> Request:
Review the material line by line. Identify and copy every line that contains the string "label".
━━━━━ Exercise input
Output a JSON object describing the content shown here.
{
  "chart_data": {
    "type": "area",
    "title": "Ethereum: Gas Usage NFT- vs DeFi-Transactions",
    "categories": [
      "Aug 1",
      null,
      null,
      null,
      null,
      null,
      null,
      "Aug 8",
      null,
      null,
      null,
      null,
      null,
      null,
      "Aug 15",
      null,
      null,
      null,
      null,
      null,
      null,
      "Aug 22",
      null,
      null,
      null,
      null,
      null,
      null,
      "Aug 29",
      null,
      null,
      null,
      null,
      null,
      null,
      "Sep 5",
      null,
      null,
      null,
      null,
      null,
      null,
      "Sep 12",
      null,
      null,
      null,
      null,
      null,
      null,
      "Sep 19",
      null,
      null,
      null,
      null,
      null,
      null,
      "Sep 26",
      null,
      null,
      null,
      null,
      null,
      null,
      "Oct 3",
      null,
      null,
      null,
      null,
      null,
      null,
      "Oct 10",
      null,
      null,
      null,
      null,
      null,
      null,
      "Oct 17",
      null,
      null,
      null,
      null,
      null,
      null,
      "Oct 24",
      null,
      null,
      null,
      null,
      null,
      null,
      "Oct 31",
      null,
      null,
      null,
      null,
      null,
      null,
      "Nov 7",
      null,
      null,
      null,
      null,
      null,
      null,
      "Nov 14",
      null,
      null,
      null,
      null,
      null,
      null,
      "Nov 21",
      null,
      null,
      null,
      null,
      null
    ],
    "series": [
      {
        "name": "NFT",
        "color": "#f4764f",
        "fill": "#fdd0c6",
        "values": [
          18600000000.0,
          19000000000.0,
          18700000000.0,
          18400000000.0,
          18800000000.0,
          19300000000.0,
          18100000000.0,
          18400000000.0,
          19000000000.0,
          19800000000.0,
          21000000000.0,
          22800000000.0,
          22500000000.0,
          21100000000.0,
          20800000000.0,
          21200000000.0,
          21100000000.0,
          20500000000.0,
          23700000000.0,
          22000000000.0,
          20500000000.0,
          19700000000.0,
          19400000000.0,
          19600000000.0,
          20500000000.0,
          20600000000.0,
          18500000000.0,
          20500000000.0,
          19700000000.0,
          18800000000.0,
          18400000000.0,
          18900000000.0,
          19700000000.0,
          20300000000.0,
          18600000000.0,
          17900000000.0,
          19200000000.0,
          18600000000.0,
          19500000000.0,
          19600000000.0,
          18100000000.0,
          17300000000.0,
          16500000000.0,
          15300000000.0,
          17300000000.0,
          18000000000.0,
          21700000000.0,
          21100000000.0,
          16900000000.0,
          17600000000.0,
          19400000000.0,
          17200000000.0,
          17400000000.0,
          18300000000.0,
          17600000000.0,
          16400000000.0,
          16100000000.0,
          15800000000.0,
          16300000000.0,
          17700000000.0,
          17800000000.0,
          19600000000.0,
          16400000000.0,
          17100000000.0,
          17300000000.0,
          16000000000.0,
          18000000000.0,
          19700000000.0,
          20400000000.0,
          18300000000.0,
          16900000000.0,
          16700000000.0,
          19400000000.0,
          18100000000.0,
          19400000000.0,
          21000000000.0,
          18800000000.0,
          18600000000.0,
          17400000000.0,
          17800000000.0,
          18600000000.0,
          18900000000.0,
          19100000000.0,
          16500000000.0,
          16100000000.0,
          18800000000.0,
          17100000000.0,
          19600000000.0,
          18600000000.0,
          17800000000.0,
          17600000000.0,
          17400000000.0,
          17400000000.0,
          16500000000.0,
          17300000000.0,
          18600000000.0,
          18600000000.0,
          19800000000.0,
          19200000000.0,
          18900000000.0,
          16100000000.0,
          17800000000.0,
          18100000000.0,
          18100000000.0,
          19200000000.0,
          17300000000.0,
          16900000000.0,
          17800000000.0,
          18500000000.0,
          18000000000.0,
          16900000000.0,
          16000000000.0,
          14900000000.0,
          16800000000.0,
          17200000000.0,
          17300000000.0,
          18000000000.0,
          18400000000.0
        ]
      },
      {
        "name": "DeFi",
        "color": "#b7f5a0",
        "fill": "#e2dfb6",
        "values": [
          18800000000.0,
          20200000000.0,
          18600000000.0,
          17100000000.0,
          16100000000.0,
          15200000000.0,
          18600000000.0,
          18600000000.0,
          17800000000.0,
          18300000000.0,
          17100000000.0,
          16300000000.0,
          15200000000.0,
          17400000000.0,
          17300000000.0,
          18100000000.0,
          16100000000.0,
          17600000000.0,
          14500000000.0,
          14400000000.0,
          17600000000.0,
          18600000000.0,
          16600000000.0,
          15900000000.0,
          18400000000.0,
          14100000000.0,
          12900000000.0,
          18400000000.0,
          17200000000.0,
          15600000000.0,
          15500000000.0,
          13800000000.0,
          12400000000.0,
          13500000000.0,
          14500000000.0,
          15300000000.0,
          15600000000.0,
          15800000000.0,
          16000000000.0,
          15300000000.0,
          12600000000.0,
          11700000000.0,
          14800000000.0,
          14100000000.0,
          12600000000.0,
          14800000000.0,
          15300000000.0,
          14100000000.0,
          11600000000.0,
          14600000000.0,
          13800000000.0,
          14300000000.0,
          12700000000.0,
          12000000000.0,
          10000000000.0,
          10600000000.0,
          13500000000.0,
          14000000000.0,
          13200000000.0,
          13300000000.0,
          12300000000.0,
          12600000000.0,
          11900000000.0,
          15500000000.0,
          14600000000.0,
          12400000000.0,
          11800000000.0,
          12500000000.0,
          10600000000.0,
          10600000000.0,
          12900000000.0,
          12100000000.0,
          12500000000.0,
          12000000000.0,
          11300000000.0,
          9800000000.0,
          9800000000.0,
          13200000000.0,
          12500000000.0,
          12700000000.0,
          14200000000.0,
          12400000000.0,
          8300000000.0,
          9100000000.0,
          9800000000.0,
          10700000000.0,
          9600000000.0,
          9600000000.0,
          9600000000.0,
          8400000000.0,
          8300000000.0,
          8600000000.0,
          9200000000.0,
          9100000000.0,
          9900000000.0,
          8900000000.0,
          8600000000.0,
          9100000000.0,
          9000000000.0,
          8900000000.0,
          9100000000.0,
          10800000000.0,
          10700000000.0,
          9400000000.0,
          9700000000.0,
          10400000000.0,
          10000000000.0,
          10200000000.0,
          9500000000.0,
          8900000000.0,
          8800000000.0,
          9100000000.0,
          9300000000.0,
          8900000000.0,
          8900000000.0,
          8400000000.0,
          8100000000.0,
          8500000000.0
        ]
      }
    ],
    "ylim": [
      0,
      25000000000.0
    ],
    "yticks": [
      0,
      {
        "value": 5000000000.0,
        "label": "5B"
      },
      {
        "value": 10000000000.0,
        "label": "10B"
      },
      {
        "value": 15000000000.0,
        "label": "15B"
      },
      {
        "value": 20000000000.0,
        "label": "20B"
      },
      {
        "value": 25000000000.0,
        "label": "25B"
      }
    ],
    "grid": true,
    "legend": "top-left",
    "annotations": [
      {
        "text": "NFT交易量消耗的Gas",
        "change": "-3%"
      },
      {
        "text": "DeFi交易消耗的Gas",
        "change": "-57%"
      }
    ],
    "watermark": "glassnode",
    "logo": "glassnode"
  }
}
━━━━━━━━━━
> Output of the exercise:
        "label": "5B"
        "label": "10B"
        "label": "15B"
        "label": "20B"
        "label": "25B"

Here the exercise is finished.